> [TEXT PASSAGE]
◇ ◇ ◇ ◇ ◇
The district court has discretion to appoint a guardian ad litem in dissolution proceedings where custody is an issue.  Minn. Stat. § 518.165, subd. 1 (2006); Reed v. Albaaj, 723 N.W.2d 50, 59 (Minn. App. 2006).  A district court is required to appoint a guardian ad litem in a dissolution proceeding when the district court has reason to believe that the child is a victim of domestic child abuse or neglect.  Minn. Stat. § 518.165, subd. 2 (2006).  Otherwise, appellate courts review the failure to appoint a guardian ad litem for an abuse of discretion.  See Reed, 723 N.W.2d at 59. 

Mother concedes that a guardian ad litem was not required under Minn. Stat.         § 518.165, subd. 2.  Instead, mother argues that a guardian ad litem would have helped the district court to evaluate the credibility of the parties.  Although appointment of a guardian ad litem may have been helpful with credibility determinations, there is no showing that appointment was required in this case.  Accordingly, we conclude that the district court did not abuse its discretion by failing to appoint a guardian ad litem sua sponte. 


The second issue is whether the district court abused its discretion in granting custody to father.  In making a custody determination, the district court must consider the 13 best-interests-of-the-child factors set forth in Minn. Stat. § 518.17, subd. 1(a) (2006).  District courts have broad discretion to award custody.  Schallinger v. Schallinger, 699 N.W.2d 15, 18 (Minn. App. 2005), review denied (Minn. Sept. 28, 2005).  The district court’s custody determination must be based on a balancing of the best interests of the child.  Vangsness v. Vangsness, 607 N.W.2d 468, 476-77 (Minn. App. 2000).    

Appellate review of a custody determination is limited to determining “whether the [district] court abused its discretion by making findings unsupported by the evidence or by improperly applying the law.”  Silbaugh v. Silbaugh, 543 N.W.2d 639, 641 (Minn. 1996) (quotation omitted).  We will sustain the district court’s findings of fact unless they are clearly erroneous.  Pikula v. Pikula, 374 N.W.2d 705, 710 (Minn. 1985).  A finding is clearly erroneous if the reviewing court is “left with the definite and firm conviction that a mistake has been made.”  Prahl v. Prahl, 627 N.W.2d 698, 702 (Minn. App. 2001) (quotation omitted).  In reviewing custody determinations, we defer to the district court’s assessment of witness credibility.  Minn. R. Civ. P. 52.01; Sefkow v. Sefkow, 427 N.W.2d 203, 210 (Minn. 1988).
◇ ◇ ◇ ◇ ◇
> [INFORMATION SUPPLIED]
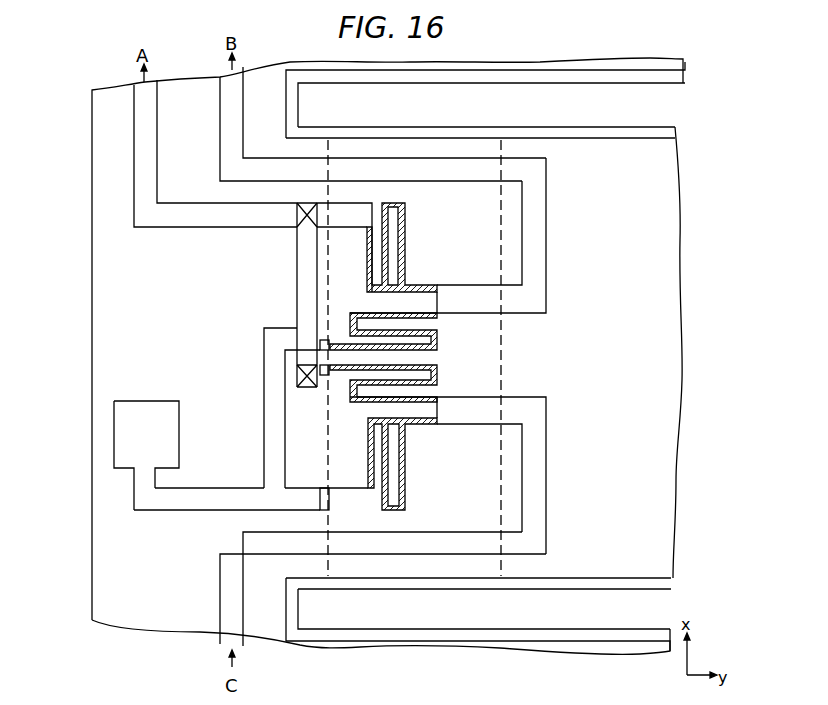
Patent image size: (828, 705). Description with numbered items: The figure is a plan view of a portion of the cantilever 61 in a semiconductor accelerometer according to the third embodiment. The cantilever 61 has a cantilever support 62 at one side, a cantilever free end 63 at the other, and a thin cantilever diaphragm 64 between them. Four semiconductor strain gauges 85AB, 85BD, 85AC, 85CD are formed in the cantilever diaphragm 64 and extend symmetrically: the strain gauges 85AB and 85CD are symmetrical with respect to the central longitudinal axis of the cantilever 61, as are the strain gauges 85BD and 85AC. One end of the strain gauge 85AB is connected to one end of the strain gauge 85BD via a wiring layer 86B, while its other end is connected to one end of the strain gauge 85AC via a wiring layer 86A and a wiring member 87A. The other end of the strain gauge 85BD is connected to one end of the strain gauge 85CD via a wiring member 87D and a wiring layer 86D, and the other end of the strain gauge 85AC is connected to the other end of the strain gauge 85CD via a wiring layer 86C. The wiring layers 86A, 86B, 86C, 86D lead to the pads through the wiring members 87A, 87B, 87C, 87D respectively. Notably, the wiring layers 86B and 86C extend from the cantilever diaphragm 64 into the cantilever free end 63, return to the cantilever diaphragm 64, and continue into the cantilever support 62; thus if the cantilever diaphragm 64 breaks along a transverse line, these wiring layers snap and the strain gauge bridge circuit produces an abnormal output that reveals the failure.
◇ ◇ ◇ ◇ ◇
> [DIRECTIVES]
A: Reproduce the stretch of the custody opinion from "The second issue" through "(Minn. App. 2000).".
B: According to the custody opinion, how many best-interests-of-the-child factors must the district court consider in making a custody determination?
C: Carry the custody opinion forward, starting right after its final sentence.
The lines that come after the custody opinion are separate material and have no connection to it.

> [OUTPUTS]
A:
The second issue is whether the district court abused its discretion in granting custody to father.  In making a custody determination, the district court must consider the 13 best-interests-of-the-child factors set forth in Minn. Stat. § 518.17, subd. 1(a) (2006).  District courts have broad discretion to award custody.  Schallinger v. Schallinger, 699 N.W.2d 15, 18 (Minn. App. 2005), review denied (Minn. Sept. 28, 2005).  The district court’s custody determination must be based on a balancing of the best interests of the child.  Vangsness v. Vangsness, 607 N.W.2d 468, 476-77 (Minn. App. 2000).

B: Thirteen factors, set forth in Minn. Stat. § 518.17, subd. 1(a).

C:
Here, the district court heard substantial testimony regarding the parties’ allegations that the children were abused while in the other party’s care.  Mother concedes that the parties presented conflicting testimony and evidence on this issue.  Likewise, father concedes that “the District Court was left with the unenviable task of determining how much weight to assign divergent testimony.”  Thus, the district court had to determine which parent was more credible and which parent could provide a more stable environment for the children. 

In its amended findings, the district court was troubled that mother resided with her boyfriend F.M. in his home.  The record supports the district court’s concerns.  F.M.’s former wife petitioned for an order for protection against him, and during those proceedings, she alleged that F.M. was drinking excessively, was behaving erratically, and had threatened to shoot her and himself if she left.  Although F.M. and his wife ultimately stipulated to a “No Finding” order for protection, she did not recant the claim.  The guardian ad litem report filed in that order for protection proceeding indicated that F.M. had used “meth.”  In that same proceeding, mother admitted that F.M. told her that he had received a ticket for using an “illegal drug.” 

Mother argues that she did not need to prove that F.M. was a good person in order to gain custody.  However, in seeking sole physical custody, once F.M.’s character was challenged, the district court properly considered whether mother’s living situation with F.M. would provide a stable, permanent, and desirable living environment for the children.  See Minn. Stat. § 518.17, subd. 1(a)(7). Mother argues that there is no evidence to substantiate the claims against F.M. other than father’s testimony, which appellant says lacks credibility.  Mother’s claim ignores the other evidence.  And in any event, credibility determinations are left to the district court.  We also note that the district court placed considerable weight on the fact that mother failed to call F.M. as a witness or otherwise rehabilitate his character despite knowing for a long time that his background and interaction with the children was important to the district court’s custody determination.

The district court determined that respondent could provide a more stable living situation for the children than mother.  Mother argues that the district court improperly based this determination on father’s continued residence in the family home.  In reviewing the record, we conclude that the district court did not abuse its discretion in considering father’s living situation.  We also conclude that there is sufficient evidence in the record supporting the district court’s determination that father would provide a more stable living environment than mother.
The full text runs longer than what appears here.